◆ Exercise aim: Extract every line from the records below that contains the word "surprised".
● ● ● ●
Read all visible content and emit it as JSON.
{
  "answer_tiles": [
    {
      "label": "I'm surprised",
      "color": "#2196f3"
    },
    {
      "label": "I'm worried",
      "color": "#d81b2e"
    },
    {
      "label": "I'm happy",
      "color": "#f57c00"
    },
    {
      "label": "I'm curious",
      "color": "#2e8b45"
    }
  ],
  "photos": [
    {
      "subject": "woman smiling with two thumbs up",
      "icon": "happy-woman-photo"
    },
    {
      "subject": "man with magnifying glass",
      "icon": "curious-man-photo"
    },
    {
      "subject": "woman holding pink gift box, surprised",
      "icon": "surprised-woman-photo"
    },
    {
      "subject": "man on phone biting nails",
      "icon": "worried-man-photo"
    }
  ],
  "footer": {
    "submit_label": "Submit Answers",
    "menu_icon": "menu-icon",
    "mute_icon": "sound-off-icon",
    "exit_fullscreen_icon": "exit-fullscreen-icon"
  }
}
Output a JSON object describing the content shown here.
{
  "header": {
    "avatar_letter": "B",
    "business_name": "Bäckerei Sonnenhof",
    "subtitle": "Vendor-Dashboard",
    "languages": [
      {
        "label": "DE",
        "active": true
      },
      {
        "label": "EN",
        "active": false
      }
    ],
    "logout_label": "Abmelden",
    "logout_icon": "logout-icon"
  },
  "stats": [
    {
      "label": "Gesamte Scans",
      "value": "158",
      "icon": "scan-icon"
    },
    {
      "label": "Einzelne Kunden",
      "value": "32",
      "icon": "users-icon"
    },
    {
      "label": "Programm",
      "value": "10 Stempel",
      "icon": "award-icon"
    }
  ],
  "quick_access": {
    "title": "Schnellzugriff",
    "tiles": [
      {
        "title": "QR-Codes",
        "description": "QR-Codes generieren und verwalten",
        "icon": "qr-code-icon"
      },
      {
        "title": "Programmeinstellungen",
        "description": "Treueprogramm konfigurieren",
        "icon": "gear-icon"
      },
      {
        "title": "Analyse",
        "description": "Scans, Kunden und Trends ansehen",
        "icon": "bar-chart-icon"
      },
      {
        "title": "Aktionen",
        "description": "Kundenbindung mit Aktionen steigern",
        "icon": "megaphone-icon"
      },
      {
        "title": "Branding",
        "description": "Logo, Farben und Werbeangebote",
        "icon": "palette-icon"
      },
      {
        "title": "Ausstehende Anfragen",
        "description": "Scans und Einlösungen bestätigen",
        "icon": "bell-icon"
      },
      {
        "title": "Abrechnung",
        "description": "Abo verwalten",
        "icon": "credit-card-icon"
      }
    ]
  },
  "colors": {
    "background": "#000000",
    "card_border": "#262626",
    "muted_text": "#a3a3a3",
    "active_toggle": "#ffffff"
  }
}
● ● ● ●
◆ Correct output:
      "label": "I'm surprised",
      "subject": "woman holding pink gift box, surprised",
      "icon": "surprised-woman-photo"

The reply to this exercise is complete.